## [TEXT SECTION]
****************

It is believed that the word “boogaloo” or “bugalú” originated to describe a Latin music and dance style originating in New York in the 1960s. It came to TV in 1970 with the kids’ program, “Boogaloo with the Bugaloos,” a kind of takeoff on “The Monkees,” which in turn was a takeoff on the Beatles.

The name was something the originating committee “just came up with” when planning the first Boogaloo in 1984, Reed said.

The four-piece group Signature – The Band of Lake Charles will play, and seven Lake Charles restaurants and caterers will provide food. Signature plays rock music from the 1960s to New Age rock, so it can be counted on to perform some of the hits from 1963, the year the museum opened.

“Come party with Liz, Dick, and Cleopatra, The Beach Boys, Mickey Mantle, The Pink Panther, or perhaps Puff the Magic Dragon,” Reed said. “Dress as your favorite ‘63 icon or Bond character. (The first James Bond smash hits, “Dr. No” and “From Russia with Love,” came out in 1963.) Costumes aren’t mandatory but sure add to the fun,” she said.

Under the auspices of the Junior League of Lake Charles, Imperial Calcasieu Historical Museum opened at City Hall in March 1963. In December it moved to 1019 Lakeshore Drive, the 1903 stable building that now houses the Junior League. The league gave financial aid, volunteer service and operated museum for three years. In 1966, administration was assumed by the Fine Arts Board of Old Imperial Calcasieu Inc. In 1971, the museum moved from downtown to a new building at 204 W. Sallier, its present site, next to the historic Sallier Oak.

In 1984, the Gibson-Barham Gallery was added to provide additional exhibit space. In the same year, the old John Geddings Gray School building was moved from west Calcasieu and reconstructed as the museum annex, to provide space for smaller events.

****************

## [PROVIDED DATA]

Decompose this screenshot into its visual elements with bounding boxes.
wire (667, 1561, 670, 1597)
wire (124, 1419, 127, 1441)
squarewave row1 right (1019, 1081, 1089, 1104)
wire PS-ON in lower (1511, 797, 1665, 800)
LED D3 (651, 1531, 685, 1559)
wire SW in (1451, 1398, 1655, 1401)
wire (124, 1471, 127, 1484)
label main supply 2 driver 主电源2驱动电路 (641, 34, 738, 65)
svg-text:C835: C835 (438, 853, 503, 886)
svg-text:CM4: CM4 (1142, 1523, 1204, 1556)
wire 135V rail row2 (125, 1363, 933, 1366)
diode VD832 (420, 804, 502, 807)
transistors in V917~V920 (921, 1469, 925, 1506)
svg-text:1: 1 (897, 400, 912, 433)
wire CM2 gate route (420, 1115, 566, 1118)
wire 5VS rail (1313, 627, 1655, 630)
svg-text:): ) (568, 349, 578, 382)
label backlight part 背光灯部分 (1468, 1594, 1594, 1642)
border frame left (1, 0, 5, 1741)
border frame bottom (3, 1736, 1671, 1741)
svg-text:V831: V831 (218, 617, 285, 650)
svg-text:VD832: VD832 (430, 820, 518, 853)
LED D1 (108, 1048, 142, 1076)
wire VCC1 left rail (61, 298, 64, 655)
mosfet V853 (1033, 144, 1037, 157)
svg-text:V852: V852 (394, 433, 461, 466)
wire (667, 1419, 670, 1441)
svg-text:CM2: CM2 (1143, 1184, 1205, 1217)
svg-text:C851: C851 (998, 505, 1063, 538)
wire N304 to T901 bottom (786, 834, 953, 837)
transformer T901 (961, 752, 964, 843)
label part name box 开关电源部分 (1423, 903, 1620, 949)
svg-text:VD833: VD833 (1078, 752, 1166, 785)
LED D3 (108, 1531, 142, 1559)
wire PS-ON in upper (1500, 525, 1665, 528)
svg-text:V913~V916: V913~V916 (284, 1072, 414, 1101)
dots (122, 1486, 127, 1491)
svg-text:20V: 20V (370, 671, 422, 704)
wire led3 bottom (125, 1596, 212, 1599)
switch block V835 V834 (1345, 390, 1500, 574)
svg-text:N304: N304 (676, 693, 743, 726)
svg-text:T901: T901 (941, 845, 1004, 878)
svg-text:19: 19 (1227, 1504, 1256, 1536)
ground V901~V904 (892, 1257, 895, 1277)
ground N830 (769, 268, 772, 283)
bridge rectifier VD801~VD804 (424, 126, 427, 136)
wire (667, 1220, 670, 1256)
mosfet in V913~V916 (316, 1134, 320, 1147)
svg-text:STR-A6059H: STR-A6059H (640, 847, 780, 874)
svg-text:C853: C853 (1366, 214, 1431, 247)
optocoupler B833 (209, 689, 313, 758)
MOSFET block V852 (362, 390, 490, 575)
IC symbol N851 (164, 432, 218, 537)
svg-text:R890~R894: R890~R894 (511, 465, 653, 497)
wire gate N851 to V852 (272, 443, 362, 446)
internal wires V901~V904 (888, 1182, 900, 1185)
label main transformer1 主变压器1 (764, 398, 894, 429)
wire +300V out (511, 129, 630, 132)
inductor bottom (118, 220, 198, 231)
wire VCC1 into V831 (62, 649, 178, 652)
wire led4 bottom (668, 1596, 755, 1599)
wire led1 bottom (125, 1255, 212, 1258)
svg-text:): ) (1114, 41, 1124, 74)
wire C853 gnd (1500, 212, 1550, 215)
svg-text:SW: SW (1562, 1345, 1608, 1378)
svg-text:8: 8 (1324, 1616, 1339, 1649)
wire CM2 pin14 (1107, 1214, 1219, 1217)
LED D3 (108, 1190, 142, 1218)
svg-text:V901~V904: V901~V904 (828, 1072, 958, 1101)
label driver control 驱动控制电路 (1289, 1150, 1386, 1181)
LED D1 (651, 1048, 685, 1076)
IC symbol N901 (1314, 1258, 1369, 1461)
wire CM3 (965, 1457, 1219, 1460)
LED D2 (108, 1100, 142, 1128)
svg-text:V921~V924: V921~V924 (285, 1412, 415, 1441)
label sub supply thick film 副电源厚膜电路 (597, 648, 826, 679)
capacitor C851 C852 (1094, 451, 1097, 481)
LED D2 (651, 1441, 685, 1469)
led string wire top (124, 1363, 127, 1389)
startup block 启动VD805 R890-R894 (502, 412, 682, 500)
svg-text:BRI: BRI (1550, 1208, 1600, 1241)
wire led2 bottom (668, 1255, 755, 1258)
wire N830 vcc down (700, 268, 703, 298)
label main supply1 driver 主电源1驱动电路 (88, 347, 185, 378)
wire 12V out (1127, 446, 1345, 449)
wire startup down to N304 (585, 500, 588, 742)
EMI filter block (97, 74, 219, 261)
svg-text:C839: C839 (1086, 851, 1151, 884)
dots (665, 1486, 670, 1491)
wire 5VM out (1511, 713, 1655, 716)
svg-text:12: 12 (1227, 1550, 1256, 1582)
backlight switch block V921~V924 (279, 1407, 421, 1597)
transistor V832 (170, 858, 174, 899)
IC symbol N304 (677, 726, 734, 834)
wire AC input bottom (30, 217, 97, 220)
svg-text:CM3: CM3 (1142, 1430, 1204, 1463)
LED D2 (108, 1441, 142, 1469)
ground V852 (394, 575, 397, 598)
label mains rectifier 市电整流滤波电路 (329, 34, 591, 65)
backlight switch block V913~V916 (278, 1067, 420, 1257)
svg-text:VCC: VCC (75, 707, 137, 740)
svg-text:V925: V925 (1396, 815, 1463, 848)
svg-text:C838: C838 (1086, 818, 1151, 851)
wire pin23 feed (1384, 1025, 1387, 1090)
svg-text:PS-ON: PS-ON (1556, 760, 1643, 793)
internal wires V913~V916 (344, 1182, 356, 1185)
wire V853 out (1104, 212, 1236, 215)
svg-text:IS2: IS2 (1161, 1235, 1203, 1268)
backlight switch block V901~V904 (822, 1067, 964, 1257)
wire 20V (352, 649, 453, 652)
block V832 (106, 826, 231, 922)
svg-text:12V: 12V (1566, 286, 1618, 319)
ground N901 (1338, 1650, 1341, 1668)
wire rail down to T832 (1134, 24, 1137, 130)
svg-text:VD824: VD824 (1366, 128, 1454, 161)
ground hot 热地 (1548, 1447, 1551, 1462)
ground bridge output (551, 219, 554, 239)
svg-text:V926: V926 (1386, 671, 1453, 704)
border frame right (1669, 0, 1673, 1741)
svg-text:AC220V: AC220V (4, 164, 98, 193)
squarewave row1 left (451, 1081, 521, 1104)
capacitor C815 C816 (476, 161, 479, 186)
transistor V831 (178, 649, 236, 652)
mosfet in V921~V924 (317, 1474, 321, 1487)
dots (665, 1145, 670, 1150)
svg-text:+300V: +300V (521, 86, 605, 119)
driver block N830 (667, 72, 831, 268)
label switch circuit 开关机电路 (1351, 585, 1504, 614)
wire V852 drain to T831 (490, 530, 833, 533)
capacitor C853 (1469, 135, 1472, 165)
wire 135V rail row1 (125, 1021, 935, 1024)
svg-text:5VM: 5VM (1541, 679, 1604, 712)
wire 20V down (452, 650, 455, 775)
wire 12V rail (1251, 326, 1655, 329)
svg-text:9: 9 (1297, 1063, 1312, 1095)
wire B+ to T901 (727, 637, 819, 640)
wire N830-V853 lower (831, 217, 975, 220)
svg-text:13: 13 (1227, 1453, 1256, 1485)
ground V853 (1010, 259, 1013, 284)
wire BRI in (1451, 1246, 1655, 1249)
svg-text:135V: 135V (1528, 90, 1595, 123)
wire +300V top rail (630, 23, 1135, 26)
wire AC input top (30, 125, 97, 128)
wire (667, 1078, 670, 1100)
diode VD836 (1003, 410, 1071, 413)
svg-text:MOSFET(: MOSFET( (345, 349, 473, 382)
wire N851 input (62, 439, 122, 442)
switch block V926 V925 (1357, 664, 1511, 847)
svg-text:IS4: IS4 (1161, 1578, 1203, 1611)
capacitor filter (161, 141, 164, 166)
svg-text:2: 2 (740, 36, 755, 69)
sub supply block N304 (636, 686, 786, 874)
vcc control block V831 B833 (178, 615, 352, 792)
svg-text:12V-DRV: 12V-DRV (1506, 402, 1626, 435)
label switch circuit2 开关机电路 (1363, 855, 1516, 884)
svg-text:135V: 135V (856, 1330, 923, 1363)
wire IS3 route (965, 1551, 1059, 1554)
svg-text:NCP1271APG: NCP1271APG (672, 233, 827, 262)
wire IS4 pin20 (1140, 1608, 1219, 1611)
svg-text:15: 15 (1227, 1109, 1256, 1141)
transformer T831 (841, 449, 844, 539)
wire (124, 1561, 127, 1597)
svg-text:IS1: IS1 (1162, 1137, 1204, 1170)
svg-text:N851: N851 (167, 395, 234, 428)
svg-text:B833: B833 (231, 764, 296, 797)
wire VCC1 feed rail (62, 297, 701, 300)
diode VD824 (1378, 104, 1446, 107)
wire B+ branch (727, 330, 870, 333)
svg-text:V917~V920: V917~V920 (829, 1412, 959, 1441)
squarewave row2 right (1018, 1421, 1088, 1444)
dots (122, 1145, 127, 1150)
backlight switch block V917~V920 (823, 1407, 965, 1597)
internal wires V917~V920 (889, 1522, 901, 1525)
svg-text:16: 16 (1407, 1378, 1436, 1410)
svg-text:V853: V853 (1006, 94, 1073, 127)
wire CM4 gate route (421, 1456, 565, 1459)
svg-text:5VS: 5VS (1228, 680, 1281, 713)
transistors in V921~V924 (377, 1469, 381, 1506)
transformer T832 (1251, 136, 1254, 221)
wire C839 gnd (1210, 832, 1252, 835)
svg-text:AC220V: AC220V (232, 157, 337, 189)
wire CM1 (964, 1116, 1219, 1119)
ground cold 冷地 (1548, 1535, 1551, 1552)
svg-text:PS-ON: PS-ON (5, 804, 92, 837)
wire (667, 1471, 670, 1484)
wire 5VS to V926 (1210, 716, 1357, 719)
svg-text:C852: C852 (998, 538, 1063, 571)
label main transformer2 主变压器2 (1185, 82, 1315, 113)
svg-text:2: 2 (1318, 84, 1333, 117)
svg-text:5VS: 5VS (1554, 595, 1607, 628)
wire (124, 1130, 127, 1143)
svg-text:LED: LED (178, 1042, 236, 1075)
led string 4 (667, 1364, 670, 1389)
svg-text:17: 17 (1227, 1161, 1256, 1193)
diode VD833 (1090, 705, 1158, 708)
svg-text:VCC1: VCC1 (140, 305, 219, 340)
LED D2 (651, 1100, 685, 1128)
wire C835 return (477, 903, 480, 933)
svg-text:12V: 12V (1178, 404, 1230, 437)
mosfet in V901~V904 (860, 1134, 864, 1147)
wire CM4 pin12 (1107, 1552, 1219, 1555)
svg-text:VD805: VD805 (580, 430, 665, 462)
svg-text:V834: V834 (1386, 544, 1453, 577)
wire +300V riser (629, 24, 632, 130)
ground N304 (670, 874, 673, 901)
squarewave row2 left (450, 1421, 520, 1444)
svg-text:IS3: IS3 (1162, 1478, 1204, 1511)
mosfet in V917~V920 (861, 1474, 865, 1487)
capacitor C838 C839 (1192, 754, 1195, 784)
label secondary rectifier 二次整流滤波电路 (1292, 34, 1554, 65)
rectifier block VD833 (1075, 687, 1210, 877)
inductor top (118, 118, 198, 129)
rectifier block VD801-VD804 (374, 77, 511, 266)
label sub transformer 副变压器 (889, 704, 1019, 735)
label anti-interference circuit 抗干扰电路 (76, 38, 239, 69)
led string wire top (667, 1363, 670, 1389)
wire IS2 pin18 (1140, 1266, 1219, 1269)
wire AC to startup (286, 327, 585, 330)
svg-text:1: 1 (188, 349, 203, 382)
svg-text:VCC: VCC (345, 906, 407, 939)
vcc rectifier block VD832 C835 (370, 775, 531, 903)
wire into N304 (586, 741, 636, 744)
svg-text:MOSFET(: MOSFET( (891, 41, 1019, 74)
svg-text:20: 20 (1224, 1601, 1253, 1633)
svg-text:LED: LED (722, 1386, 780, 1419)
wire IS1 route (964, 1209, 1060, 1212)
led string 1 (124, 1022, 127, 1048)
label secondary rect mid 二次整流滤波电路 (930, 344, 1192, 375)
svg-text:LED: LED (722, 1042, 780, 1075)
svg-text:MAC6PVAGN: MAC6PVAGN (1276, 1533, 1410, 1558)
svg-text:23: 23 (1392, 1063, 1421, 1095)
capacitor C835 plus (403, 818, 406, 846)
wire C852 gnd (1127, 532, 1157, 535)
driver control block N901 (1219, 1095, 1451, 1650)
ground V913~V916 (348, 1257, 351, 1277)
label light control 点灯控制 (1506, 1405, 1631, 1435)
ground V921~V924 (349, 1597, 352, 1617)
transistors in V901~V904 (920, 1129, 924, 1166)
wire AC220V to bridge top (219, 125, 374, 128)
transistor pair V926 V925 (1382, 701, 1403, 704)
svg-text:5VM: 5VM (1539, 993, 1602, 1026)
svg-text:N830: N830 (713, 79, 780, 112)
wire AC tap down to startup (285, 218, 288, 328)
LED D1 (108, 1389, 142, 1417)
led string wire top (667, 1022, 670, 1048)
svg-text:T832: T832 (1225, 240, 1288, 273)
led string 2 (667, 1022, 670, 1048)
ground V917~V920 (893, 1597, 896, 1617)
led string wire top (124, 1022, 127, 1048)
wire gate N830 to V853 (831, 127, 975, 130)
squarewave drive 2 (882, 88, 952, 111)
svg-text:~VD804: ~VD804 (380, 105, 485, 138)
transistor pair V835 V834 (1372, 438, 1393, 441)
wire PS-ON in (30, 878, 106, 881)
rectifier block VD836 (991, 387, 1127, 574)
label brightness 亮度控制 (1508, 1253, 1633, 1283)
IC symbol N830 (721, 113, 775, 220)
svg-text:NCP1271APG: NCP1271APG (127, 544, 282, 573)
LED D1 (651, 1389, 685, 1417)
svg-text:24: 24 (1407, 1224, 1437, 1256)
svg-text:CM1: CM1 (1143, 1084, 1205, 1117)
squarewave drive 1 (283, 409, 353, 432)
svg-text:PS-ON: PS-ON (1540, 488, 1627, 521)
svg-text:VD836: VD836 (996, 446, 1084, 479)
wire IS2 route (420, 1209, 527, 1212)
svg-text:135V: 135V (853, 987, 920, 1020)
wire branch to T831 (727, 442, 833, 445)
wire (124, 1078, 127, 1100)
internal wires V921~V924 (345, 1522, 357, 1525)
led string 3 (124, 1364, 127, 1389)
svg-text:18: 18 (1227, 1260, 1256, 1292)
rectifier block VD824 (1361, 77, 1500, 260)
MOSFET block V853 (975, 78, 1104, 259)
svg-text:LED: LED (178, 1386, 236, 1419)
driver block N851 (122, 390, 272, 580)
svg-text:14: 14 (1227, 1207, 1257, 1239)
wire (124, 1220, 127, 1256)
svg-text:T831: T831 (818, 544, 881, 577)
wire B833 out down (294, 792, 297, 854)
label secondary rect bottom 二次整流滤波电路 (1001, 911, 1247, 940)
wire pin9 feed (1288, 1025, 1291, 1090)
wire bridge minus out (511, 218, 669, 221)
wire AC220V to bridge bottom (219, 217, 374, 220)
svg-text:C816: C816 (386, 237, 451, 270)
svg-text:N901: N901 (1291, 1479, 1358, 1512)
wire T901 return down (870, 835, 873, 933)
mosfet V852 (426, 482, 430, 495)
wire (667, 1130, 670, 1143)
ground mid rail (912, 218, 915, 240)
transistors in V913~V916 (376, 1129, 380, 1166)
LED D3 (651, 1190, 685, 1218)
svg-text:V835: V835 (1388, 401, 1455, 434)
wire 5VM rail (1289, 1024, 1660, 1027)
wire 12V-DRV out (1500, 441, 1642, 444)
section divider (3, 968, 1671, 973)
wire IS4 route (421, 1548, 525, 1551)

****************

## [DIRECTIVES]
**1)** According to the Boogaloo text, in what year did the museum move to its present site at 204 W. Sallier?
**2)** Print the part of the Boogaloo text starting at "It is believed" and ending at "1984, Reed said.".

## [CORRECT ANSWERS]
**1)** 1971

**2)**
It is believed that the word “boogaloo” or “bugalú” originated to describe a Latin music and dance style originating in New York in the 1960s. It came to TV in 1970 with the kids’ program, “Boogaloo with the Bugaloos,” a kind of takeoff on “The Monkees,” which in turn was a takeoff on the Beatles.

The name was something the originating committee “just came up with” when planning the first Boogaloo in 1984, Reed said.